* **Requirements**
Transcribe each line of the records below exactly, excluding any embedded images.

*-*-*

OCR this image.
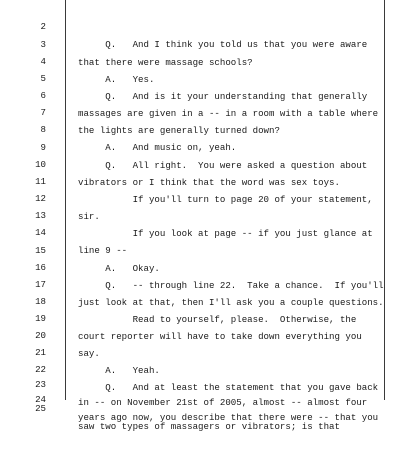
2

Q.   And I think you told us that you were aware

3

that there were massage schools?

4

A.   Yes.

5

Q.   And is it your understanding that generally

6

massages are given in a -- in a room with a table where

7

the lights are generally turned down?

8

A.   And music on, yeah.

9

Q.   All right.  You were asked a question about

10

vibrators or I think that the word was sex toys.

11

If you'll turn to page 20 of your statement,

12

sir.

13

If you look at page -- if you just glance at

14

line 9 --

15

A.   Okay.

16

Q.   -- through line 22.  Take a chance.  If you'll

17

just look at that, then I'll ask you a couple questions.

18

Read to yourself, please.  Otherwise, the

19

court reporter will have to take down everything you

20

say.

21

A.   Yeah.

22

Q.   And at least the statement that you gave back

23

in -- on November 21st of 2005, almost -- almost four

24

years ago now, you describe that there were -- that you

25

saw two types of massagers or vibrators; is that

*-*-*

* **Solution to this exercise**
OCR this image.
2

Q.   And I think you told us that you were aware

3

that there were massage schools?

4

A.   Yes.

5

Q.   And is it your understanding that generally

6

massages are given in a -- in a room with a table where

7

the lights are generally turned down?

8

A.   And music on, yeah.

9

Q.   All right.  You were asked a question about

10

vibrators or I think that the word was sex toys.

11

If you'll turn to page 20 of your statement,

12

sir.

13

If you look at page -- if you just glance at

14

line 9 --

15

A.   Okay.

16

Q.   -- through line 22.  Take a chance.  If you'll

17

just look at that, then I'll ask you a couple questions.

18

Read to yourself, please.  Otherwise, the

19

court reporter will have to take down everything you

20

say.

21

A.   Yeah.

22

Q.   And at least the statement that you gave back

23

in -- on November 21st of 2005, almost -- almost four

24

years ago now, you describe that there were -- that you

25

saw two types of massagers or vibrators; is that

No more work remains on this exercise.